> [Extracted information]
┄┄┄┄┄┄┄┄┄┄

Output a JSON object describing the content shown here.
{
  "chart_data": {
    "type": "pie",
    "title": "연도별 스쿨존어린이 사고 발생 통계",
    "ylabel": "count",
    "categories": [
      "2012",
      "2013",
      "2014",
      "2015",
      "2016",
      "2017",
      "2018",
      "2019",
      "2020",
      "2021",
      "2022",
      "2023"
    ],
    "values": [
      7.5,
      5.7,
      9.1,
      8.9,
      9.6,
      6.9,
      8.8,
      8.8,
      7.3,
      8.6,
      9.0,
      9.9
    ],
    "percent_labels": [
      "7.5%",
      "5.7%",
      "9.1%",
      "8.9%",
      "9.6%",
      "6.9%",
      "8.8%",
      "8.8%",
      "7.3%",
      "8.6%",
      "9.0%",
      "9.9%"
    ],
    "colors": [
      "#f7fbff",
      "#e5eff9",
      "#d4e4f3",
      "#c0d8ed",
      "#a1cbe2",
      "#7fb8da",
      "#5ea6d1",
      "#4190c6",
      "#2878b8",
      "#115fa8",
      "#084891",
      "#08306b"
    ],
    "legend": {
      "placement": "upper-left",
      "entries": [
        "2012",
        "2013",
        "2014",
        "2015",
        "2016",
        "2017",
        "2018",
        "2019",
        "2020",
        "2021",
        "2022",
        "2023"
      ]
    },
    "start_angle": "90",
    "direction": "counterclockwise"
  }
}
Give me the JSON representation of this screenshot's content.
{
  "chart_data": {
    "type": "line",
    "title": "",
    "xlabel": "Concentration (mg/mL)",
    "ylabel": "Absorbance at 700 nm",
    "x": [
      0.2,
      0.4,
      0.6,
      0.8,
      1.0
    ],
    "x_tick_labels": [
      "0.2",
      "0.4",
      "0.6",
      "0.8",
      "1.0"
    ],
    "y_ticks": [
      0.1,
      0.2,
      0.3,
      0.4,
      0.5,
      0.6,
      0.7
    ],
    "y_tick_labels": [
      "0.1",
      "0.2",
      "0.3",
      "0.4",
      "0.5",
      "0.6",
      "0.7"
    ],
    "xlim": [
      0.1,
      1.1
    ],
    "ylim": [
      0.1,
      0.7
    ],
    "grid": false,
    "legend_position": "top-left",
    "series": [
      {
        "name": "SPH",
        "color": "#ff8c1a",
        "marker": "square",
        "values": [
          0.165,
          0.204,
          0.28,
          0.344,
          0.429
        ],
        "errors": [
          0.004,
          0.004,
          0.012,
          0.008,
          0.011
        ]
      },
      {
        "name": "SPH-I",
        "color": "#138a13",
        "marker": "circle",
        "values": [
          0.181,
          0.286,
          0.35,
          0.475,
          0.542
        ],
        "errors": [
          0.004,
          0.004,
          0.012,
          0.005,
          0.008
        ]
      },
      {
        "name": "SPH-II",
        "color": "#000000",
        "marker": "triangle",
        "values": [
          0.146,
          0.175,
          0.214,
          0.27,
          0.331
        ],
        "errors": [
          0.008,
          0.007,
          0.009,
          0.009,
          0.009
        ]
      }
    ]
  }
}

┄┄┄┄┄┄┄┄┄┄

> [Instruction] Return the entries above exactly as they appear.

> [Result of this exercise]
Output a JSON object describing the content shown here.
{
  "chart_data": {
    "type": "pie",
    "title": "연도별 스쿨존어린이 사고 발생 통계",
    "ylabel": "count",
    "categories": [
      "2012",
      "2013",
      "2014",
      "2015",
      "2016",
      "2017",
      "2018",
      "2019",
      "2020",
      "2021",
      "2022",
      "2023"
    ],
    "values": [
      7.5,
      5.7,
      9.1,
      8.9,
      9.6,
      6.9,
      8.8,
      8.8,
      7.3,
      8.6,
      9.0,
      9.9
    ],
    "percent_labels": [
      "7.5%",
      "5.7%",
      "9.1%",
      "8.9%",
      "9.6%",
      "6.9%",
      "8.8%",
      "8.8%",
      "7.3%",
      "8.6%",
      "9.0%",
      "9.9%"
    ],
    "colors": [
      "#f7fbff",
      "#e5eff9",
      "#d4e4f3",
      "#c0d8ed",
      "#a1cbe2",
      "#7fb8da",
      "#5ea6d1",
      "#4190c6",
      "#2878b8",
      "#115fa8",
      "#084891",
      "#08306b"
    ],
    "legend": {
      "placement": "upper-left",
      "entries": [
        "2012",
        "2013",
        "2014",
        "2015",
        "2016",
        "2017",
        "2018",
        "2019",
        "2020",
        "2021",
        "2022",
        "2023"
      ]
    },
    "start_angle": "90",
    "direction": "counterclockwise"
  }
}
Give me the JSON representation of this screenshot's content.
{
  "chart_data": {
    "type": "line",
    "title": "",
    "xlabel": "Concentration (mg/mL)",
    "ylabel": "Absorbance at 700 nm",
    "x": [
      0.2,
      0.4,
      0.6,
      0.8,
      1.0
    ],
    "x_tick_labels": [
      "0.2",
      "0.4",
      "0.6",
      "0.8",
      "1.0"
    ],
    "y_ticks": [
      0.1,
      0.2,
      0.3,
      0.4,
      0.5,
      0.6,
      0.7
    ],
    "y_tick_labels": [
      "0.1",
      "0.2",
      "0.3",
      "0.4",
      "0.5",
      "0.6",
      "0.7"
    ],
    "xlim": [
      0.1,
      1.1
    ],
    "ylim": [
      0.1,
      0.7
    ],
    "grid": false,
    "legend_position": "top-left",
    "series": [
      {
        "name": "SPH",
        "color": "#ff8c1a",
        "marker": "square",
        "values": [
          0.165,
          0.204,
          0.28,
          0.344,
          0.429
        ],
        "errors": [
          0.004,
          0.004,
          0.012,
          0.008,
          0.011
        ]
      },
      {
        "name": "SPH-I",
        "color": "#138a13",
        "marker": "circle",
        "values": [
          0.181,
          0.286,
          0.35,
          0.475,
          0.542
        ],
        "errors": [
          0.004,
          0.004,
          0.012,
          0.005,
          0.008
        ]
      },
      {
        "name": "SPH-II",
        "color": "#000000",
        "marker": "triangle",
        "values": [
          0.146,
          0.175,
          0.214,
          0.27,
          0.331
        ],
        "errors": [
          0.008,
          0.007,
          0.009,
          0.009,
          0.009
        ]
      }
    ]
  }
}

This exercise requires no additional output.